··· RECORDS PROVIDED ···

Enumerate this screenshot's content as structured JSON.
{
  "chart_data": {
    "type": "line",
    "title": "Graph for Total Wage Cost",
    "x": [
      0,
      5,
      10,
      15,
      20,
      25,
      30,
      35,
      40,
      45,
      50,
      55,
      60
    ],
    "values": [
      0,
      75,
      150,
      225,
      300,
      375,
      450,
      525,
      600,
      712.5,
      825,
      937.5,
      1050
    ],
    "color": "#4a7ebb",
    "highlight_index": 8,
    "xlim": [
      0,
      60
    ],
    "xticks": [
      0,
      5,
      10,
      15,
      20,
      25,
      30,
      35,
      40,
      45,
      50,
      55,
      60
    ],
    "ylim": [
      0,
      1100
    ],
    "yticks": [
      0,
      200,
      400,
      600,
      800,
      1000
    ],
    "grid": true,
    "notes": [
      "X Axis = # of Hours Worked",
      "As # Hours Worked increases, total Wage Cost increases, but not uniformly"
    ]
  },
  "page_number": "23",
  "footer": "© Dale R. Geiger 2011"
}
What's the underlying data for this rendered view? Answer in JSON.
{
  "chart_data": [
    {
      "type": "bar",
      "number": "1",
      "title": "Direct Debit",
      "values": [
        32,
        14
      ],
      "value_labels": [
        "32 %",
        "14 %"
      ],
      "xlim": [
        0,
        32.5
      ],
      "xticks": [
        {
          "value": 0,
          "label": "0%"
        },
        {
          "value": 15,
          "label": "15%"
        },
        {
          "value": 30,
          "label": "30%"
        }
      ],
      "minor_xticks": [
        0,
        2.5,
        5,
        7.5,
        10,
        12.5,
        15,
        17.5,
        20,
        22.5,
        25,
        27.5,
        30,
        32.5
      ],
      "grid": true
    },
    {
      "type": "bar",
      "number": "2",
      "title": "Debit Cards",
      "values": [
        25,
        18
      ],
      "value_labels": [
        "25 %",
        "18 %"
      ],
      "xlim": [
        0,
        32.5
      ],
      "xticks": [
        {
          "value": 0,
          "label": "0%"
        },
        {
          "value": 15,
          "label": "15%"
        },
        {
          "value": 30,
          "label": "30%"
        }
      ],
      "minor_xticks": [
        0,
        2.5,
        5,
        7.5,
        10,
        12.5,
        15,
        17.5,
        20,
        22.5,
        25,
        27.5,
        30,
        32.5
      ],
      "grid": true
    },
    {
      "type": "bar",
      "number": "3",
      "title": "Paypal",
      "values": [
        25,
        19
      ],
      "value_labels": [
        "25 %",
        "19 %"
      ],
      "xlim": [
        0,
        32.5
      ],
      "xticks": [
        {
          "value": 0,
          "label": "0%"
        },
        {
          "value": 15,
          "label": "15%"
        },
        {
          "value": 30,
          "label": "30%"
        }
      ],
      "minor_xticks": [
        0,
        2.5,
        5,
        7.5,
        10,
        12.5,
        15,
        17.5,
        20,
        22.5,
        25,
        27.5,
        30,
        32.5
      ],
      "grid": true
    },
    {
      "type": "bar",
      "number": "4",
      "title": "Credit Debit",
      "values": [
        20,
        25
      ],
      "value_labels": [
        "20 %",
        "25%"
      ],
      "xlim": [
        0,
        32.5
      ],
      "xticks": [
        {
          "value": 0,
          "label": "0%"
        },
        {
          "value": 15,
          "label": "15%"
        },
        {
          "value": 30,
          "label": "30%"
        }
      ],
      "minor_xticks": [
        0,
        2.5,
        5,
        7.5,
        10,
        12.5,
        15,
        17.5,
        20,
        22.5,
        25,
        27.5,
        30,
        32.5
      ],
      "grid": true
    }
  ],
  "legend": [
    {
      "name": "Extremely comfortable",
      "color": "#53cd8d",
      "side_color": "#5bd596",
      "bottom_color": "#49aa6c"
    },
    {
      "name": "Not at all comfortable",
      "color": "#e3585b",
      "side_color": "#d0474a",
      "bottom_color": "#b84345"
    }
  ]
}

···

* [GIVEN EXERCISE]
Copy in full each line that holds the word "title".

* [THE SOLUTION]
    "title": "Graph for Total Wage Cost",
      "title": "Direct Debit",
      "title": "Debit Cards",
      "title": "Paypal",
      "title": "Credit Debit",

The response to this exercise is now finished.